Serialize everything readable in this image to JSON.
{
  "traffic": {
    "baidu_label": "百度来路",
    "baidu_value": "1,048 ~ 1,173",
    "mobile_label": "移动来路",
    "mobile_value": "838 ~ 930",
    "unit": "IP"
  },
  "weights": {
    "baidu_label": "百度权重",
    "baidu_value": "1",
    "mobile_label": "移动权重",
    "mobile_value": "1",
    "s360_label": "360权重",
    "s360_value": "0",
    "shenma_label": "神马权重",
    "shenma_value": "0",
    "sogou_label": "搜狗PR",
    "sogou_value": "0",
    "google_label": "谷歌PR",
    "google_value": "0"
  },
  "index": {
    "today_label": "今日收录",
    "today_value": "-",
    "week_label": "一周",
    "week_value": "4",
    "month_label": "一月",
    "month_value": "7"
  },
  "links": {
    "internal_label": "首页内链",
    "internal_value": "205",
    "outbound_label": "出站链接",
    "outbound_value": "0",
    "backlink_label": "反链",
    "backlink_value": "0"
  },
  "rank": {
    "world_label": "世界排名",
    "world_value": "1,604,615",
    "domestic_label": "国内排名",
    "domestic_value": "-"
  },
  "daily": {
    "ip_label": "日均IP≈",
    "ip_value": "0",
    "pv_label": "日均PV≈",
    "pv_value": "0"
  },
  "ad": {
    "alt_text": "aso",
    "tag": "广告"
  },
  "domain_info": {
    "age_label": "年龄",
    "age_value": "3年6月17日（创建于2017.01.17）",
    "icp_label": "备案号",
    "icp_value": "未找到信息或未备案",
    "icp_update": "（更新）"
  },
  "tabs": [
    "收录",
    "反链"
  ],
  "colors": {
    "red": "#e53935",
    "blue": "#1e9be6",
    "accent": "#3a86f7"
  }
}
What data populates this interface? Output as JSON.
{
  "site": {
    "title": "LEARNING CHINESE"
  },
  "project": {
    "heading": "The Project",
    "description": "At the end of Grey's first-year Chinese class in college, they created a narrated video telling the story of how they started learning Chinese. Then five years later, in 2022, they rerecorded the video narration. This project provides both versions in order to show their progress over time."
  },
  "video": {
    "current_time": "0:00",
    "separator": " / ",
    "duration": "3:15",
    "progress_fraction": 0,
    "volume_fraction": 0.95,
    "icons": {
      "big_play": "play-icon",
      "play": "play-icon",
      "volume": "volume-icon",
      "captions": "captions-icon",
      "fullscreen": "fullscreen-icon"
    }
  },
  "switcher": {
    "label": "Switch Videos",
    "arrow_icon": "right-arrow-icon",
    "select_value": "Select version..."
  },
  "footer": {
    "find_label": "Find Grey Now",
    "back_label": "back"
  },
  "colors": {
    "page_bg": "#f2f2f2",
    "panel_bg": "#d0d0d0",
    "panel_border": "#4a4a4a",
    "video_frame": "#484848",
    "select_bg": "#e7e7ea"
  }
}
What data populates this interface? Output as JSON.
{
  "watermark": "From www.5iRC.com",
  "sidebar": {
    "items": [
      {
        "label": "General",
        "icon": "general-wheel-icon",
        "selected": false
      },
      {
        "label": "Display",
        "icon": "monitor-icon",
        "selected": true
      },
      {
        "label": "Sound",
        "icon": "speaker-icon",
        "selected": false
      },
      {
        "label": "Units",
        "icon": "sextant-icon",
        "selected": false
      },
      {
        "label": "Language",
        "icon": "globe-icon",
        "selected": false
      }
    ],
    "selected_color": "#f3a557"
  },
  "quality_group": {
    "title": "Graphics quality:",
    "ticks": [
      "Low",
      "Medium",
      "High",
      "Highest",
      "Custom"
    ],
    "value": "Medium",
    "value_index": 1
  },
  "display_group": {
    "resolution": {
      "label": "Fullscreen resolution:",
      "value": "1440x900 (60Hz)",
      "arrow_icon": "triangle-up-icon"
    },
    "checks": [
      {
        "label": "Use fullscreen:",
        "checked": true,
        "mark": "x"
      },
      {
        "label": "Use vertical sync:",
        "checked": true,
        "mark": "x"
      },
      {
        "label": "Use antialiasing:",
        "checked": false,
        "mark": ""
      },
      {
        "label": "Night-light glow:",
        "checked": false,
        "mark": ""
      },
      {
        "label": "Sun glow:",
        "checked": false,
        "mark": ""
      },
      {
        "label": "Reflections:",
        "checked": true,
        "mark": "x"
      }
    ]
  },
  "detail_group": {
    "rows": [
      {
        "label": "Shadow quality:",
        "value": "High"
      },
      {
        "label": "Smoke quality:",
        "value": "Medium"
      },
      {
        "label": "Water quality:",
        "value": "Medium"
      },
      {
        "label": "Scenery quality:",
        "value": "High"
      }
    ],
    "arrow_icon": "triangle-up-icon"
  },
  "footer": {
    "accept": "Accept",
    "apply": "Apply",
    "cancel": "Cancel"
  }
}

▶ WHAT THE TASK REQUIRES:
Reproduce each line of the material containing the word "Medium".

▶ RIGHT ANSWER:
      "Medium",
    "value": "Medium",
        "value": "Medium"
        "value": "Medium"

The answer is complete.